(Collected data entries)
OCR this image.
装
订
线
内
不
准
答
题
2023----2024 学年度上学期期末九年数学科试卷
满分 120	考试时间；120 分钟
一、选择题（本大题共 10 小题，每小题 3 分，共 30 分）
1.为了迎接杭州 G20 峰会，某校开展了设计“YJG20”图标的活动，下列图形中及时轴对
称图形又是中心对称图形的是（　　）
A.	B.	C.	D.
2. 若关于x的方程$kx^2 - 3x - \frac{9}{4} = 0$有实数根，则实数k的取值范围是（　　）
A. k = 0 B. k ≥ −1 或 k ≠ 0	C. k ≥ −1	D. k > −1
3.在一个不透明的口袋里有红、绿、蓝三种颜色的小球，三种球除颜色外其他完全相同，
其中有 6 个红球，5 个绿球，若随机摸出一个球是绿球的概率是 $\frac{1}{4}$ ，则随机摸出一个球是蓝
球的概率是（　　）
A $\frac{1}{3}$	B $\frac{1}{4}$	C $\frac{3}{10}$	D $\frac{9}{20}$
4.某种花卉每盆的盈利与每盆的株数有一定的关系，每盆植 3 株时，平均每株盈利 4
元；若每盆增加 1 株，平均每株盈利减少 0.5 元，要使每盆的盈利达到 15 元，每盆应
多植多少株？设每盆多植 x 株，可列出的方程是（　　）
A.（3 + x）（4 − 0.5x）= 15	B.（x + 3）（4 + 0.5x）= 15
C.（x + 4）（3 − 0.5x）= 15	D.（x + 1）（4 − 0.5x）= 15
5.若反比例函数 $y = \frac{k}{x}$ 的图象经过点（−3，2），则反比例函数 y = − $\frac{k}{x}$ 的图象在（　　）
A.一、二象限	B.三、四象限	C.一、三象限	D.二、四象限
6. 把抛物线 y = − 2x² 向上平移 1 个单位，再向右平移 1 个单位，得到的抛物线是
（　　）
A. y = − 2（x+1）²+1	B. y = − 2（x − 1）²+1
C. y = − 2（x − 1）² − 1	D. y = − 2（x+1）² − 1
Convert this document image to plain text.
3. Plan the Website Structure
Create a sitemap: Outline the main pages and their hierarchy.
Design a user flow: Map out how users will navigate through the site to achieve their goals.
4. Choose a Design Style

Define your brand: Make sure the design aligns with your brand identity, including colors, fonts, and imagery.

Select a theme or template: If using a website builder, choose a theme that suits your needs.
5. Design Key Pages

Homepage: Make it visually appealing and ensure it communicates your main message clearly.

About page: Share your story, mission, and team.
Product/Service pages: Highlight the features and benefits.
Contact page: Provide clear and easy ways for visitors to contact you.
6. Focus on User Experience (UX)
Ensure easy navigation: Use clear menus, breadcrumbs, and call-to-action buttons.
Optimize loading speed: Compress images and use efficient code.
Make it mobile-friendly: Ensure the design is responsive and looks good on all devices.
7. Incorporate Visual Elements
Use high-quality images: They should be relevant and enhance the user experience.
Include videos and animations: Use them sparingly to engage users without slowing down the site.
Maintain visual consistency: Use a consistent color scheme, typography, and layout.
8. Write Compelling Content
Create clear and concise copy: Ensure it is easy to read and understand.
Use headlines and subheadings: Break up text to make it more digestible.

WHAT IS REQUIRED: Go through the material above line by line and copy it exactly.

RESPONSE FOR THIS EXERCISE:
OCR this image.
装
订
线
内
不
准
答
题
2023----2024 学年度上学期期末九年数学科试卷
满分 120	考试时间；120 分钟
一、选择题（本大题共 10 小题，每小题 3 分，共 30 分）
1.为了迎接杭州 G20 峰会，某校开展了设计“YJG20”图标的活动，下列图形中及时轴对
称图形又是中心对称图形的是（　　）
A.	B.	C.	D.
2. 若关于x的方程$kx^2 - 3x - \frac{9}{4} = 0$有实数根，则实数k的取值范围是（　　）
A. k = 0 B. k ≥ −1 或 k ≠ 0	C. k ≥ −1	D. k > −1
3.在一个不透明的口袋里有红、绿、蓝三种颜色的小球，三种球除颜色外其他完全相同，
其中有 6 个红球，5 个绿球，若随机摸出一个球是绿球的概率是 $\frac{1}{4}$ ，则随机摸出一个球是蓝
球的概率是（　　）
A $\frac{1}{3}$	B $\frac{1}{4}$	C $\frac{3}{10}$	D $\frac{9}{20}$
4.某种花卉每盆的盈利与每盆的株数有一定的关系，每盆植 3 株时，平均每株盈利 4
元；若每盆增加 1 株，平均每株盈利减少 0.5 元，要使每盆的盈利达到 15 元，每盆应
多植多少株？设每盆多植 x 株，可列出的方程是（　　）
A.（3 + x）（4 − 0.5x）= 15	B.（x + 3）（4 + 0.5x）= 15
C.（x + 4）（3 − 0.5x）= 15	D.（x + 1）（4 − 0.5x）= 15
5.若反比例函数 $y = \frac{k}{x}$ 的图象经过点（−3，2），则反比例函数 y = − $\frac{k}{x}$ 的图象在（　　）
A.一、二象限	B.三、四象限	C.一、三象限	D.二、四象限
6. 把抛物线 y = − 2x² 向上平移 1 个单位，再向右平移 1 个单位，得到的抛物线是
（　　）
A. y = − 2（x+1）²+1	B. y = − 2（x − 1）²+1
C. y = − 2（x − 1）² − 1	D. y = − 2（x+1）² − 1
Convert this document image to plain text.
3. Plan the Website Structure
Create a sitemap: Outline the main pages and their hierarchy.
Design a user flow: Map out how users will navigate through the site to achieve their goals.
4. Choose a Design Style

Define your brand: Make sure the design aligns with your brand identity, including colors, fonts, and imagery.

Select a theme or template: If using a website builder, choose a theme that suits your needs.
5. Design Key Pages

Homepage: Make it visually appealing and ensure it communicates your main message clearly.

About page: Share your story, mission, and team.
Product/Service pages: Highlight the features and benefits.
Contact page: Provide clear and easy ways for visitors to contact you.
6. Focus on User Experience (UX)
Ensure easy navigation: Use clear menus, breadcrumbs, and call-to-action buttons.
Optimize loading speed: Compress images and use efficient code.
Make it mobile-friendly: Ensure the design is responsive and looks good on all devices.
7. Incorporate Visual Elements
Use high-quality images: They should be relevant and enhance the user experience.
Include videos and animations: Use them sparingly to engage users without slowing down the site.
Maintain visual consistency: Use a consistent color scheme, typography, and layout.
8. Write Compelling Content
Create clear and concise copy: Ensure it is easy to read and understand.
Use headlines and subheadings: Break up text to make it more digestible.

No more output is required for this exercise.